--- Start of Text extract ---
In many cases, neither, just test the boolean truth value
Although the two operations are very different I'm pretty sure they will always produce the same result, at least until someone out on the edge of something decides to override Object's #nil? method. (One calls the #nil? method inherited from Object or overridden in NilClass and one compares against the nil singleton.)
I would suggest that when in doubt you go a third way, actually, and just test the truth value of an expression.
So, if x and not if x == nil or if x.nil?, in order to have this test DTRT when the expression value is false. Working this way may also help to avoiding tempting someone to define FalseClass#nil? as true.
You can use Symbol#to_proc on nil?, whereas it wouldn't be practical on x == nil.
--- End of Text extract ---
--- Start of Supplied data ---
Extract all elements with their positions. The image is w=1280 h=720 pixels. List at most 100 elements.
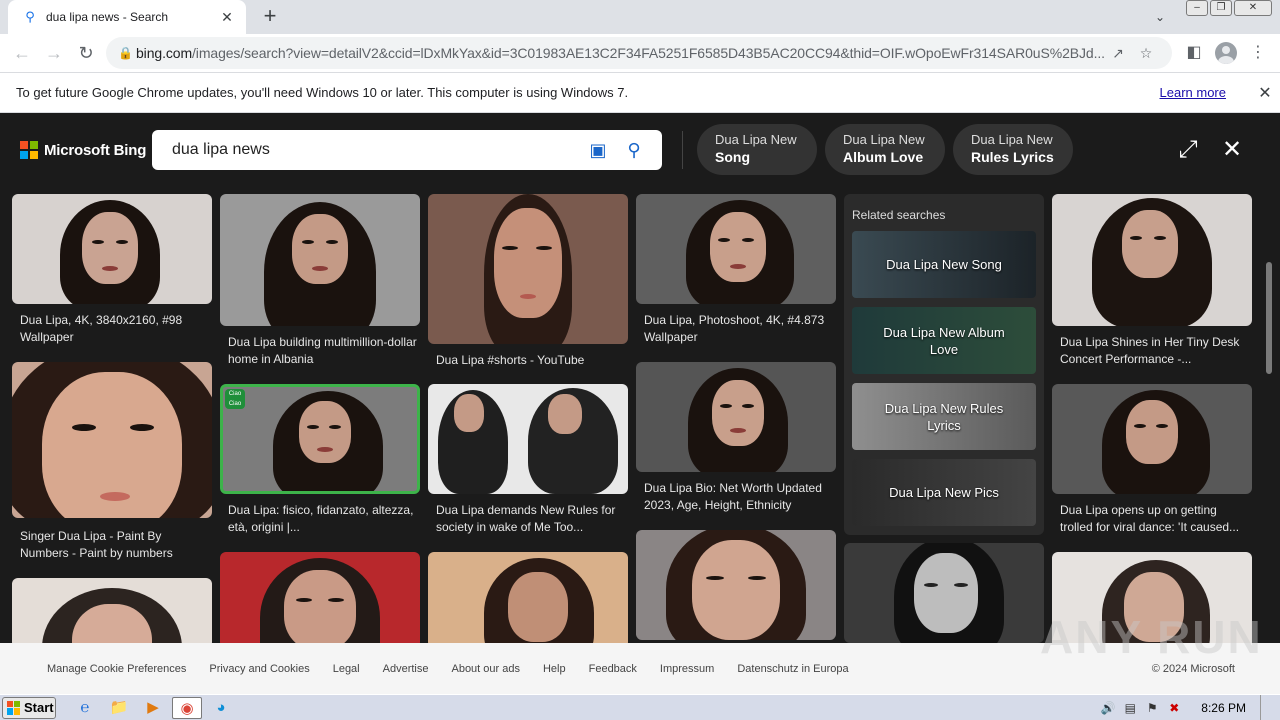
--- End of Supplied data ---
**Instructions to follow**
Continue the Ruby post about checking for nil from the point where it stops.

**Exercise result**
arr = [1, 2, 3]
arr.any?(&:nil?) # Can be done
arr.any?{|x| x == nil} # More verbose, and I suspect is slower on Ruby 1.9.2
! arr.all? # Check if any values are nil or false
I find myself not using .nil? at all when you can do:
unless obj
// do work
end
It's actually slower using .nil? but not noticeably. .nil? is just a method to check if that object is equal to nil, other than the visual appeal and very little performance it takes there is no difference.
Some might suggest that using .nil? is slower than the simple comparison, which makes sense when you think about it.
But if scale and speed are not your concern, then .nil? is perhaps more readable.